> _你的任务_
在下方关于车辆半主动悬架控制算法的文本片段中，三种控制方案里哪一种的性能表现最佳？

> _文本片段_
------------------------------

基于路面识别的最优车辆半主动悬架控制算法研究

  • 房宁,罗建南*
作者信息 +

Optimal vehicle semi-active suspension control algorithm based on road surface identification

  • FANG Ning, LUO Jiannan*
Author information +
文章历史 +

摘要

考虑车辆在不同路面下行驶中的非线性因素(包括轮胎跳离地面、悬架撞击挡块和减振器系统时滞特性等),基于对不同阀控方式的减振器实测数据分析,建立了一个非线性车辆-悬架系统动力学模型。基于所设计的增广卡尔曼滤波器,并结合所选传感器的精度分析,研究了路面不平度的辨识算法,以有效判断当前路面及车速条件下的路面激励水平。设计了三种不同控制策略的电控半主动悬架,系统采用多目标粒子群算法分别对其最优控制电流进行了优化研究,并对各方案在不同路面激励水平下的控制效果进行了仿真分析。结果表明,三种控制方案与被动悬架相比均可提升车辆性能,而其中双阀控制的电控半主动悬架性能表现最佳,且对系统时滞具有更强的适应性。上述研究可为实用性车辆半主动悬架控制算法设计提供重要依据。

------------------------------

> _所提供资料_

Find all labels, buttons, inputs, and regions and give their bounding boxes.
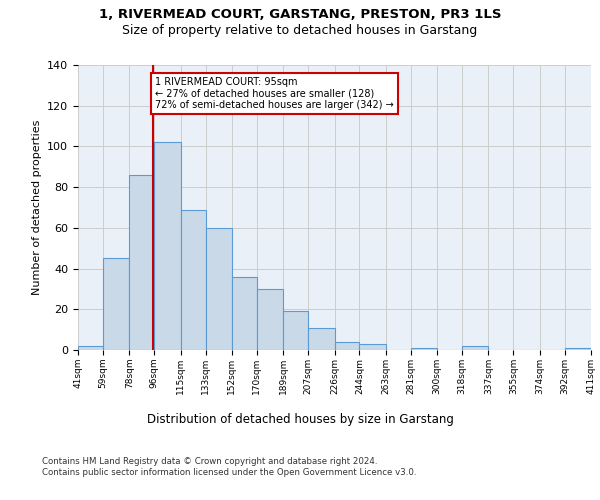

------------------------------

> _问题解答_
双阀控制的电控半主动悬架性能表现最佳。